**Directions:** Your task is to output the entries below word for word.

**Data for the task:**
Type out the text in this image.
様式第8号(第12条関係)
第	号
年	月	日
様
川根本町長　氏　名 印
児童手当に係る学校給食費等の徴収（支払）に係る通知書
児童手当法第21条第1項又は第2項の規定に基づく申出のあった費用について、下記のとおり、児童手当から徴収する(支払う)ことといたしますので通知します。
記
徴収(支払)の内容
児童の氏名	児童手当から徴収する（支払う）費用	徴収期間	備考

**Written reply:**
Type out the text in this image.
様式第8号(第12条関係)
第	号
年	月	日
様
川根本町長　氏　名 印
児童手当に係る学校給食費等の徴収（支払）に係る通知書
児童手当法第21条第1項又は第2項の規定に基づく申出のあった費用について、下記のとおり、児童手当から徴収する(支払う)ことといたしますので通知します。
記
徴収(支払)の内容
児童の氏名	児童手当から徴収する（支払う）費用	徴収期間	備考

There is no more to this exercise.